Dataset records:

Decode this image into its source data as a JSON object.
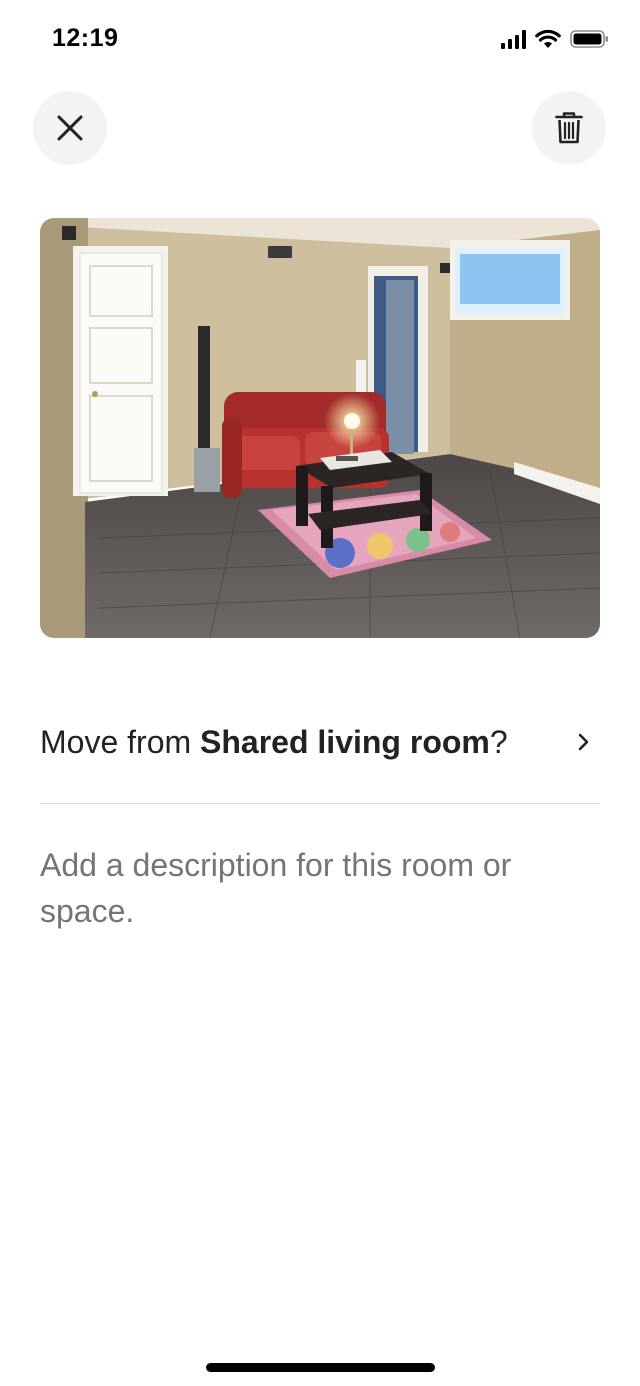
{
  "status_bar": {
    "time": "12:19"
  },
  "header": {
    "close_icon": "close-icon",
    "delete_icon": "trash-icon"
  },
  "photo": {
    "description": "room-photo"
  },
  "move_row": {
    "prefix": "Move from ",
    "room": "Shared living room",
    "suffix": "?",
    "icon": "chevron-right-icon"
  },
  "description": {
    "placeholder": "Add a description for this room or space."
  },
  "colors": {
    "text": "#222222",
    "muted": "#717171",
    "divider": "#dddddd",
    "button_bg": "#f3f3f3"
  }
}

--

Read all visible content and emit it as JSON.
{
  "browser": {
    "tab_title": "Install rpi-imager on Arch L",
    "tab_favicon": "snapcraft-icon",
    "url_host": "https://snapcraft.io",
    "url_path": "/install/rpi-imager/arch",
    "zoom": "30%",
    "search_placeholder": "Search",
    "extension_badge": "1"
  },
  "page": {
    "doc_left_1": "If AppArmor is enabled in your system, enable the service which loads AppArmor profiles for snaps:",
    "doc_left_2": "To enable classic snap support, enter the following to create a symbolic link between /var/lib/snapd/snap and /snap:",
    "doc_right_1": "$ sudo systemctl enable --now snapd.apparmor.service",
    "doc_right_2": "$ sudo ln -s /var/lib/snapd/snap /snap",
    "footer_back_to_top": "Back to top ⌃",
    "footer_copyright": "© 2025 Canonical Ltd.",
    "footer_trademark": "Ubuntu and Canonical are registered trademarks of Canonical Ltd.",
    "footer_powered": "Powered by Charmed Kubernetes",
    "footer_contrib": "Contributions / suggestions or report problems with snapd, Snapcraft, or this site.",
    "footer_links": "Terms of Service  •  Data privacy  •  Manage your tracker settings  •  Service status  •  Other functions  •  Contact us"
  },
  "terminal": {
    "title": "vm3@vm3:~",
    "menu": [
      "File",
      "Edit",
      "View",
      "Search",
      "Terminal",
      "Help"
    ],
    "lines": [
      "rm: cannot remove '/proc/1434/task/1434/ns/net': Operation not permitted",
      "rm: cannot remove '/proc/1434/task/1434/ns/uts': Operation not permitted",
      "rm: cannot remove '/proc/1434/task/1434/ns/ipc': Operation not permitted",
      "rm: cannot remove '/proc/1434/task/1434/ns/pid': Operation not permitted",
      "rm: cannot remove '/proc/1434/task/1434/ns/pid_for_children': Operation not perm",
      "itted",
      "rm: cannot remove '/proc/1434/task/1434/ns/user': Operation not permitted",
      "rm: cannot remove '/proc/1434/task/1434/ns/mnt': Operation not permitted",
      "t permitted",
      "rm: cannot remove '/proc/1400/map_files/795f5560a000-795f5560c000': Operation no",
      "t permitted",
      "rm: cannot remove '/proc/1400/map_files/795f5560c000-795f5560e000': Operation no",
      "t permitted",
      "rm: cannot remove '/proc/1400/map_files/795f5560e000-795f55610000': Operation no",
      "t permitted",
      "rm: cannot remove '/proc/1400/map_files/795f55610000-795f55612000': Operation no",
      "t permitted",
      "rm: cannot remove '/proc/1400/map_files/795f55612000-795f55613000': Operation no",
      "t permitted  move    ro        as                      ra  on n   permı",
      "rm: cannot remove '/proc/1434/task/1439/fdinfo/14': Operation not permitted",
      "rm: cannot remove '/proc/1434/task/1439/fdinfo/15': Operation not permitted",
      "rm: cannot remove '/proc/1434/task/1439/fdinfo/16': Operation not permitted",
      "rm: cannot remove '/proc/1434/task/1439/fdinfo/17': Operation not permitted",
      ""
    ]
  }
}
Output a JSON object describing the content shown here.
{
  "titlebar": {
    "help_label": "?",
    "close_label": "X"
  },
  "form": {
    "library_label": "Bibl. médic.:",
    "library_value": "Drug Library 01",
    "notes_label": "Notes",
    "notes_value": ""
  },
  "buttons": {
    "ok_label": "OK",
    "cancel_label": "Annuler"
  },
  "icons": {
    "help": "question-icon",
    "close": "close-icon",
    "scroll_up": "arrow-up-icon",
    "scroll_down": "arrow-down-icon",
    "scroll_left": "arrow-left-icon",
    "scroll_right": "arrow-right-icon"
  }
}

→ **Instruction**
Copy out each line of the listing that holds "Canonical".

→ **Task answer**
    "footer_copyright": "© 2025 Canonical Ltd.",
    "footer_trademark": "Ubuntu and Canonical are registered trademarks of Canonical Ltd.",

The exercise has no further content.